Instructions to follow →
Transcribe the entries below exactly.
=== Data supplied ===
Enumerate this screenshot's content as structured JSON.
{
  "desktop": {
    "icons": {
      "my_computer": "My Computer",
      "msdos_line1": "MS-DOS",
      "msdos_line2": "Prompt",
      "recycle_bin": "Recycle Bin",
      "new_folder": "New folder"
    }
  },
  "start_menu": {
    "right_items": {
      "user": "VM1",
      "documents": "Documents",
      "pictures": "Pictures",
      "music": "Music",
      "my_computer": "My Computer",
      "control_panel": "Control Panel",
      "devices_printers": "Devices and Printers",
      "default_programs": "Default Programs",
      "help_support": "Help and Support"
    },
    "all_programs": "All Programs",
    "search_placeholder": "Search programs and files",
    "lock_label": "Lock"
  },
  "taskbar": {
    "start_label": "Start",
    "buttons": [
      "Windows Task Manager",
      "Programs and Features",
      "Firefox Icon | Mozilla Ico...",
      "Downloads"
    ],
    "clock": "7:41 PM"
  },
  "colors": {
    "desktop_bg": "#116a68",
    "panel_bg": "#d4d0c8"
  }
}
===
Correct output →
Enumerate this screenshot's content as structured JSON.
{
  "desktop": {
    "icons": {
      "my_computer": "My Computer",
      "msdos_line1": "MS-DOS",
      "msdos_line2": "Prompt",
      "recycle_bin": "Recycle Bin",
      "new_folder": "New folder"
    }
  },
  "start_menu": {
    "right_items": {
      "user": "VM1",
      "documents": "Documents",
      "pictures": "Pictures",
      "music": "Music",
      "my_computer": "My Computer",
      "control_panel": "Control Panel",
      "devices_printers": "Devices and Printers",
      "default_programs": "Default Programs",
      "help_support": "Help and Support"
    },
    "all_programs": "All Programs",
    "search_placeholder": "Search programs and files",
    "lock_label": "Lock"
  },
  "taskbar": {
    "start_label": "Start",
    "buttons": [
      "Windows Task Manager",
      "Programs and Features",
      "Firefox Icon | Mozilla Ico...",
      "Downloads"
    ],
    "clock": "7:41 PM"
  },
  "colors": {
    "desktop_bg": "#116a68",
    "panel_bg": "#d4d0c8"
  }
}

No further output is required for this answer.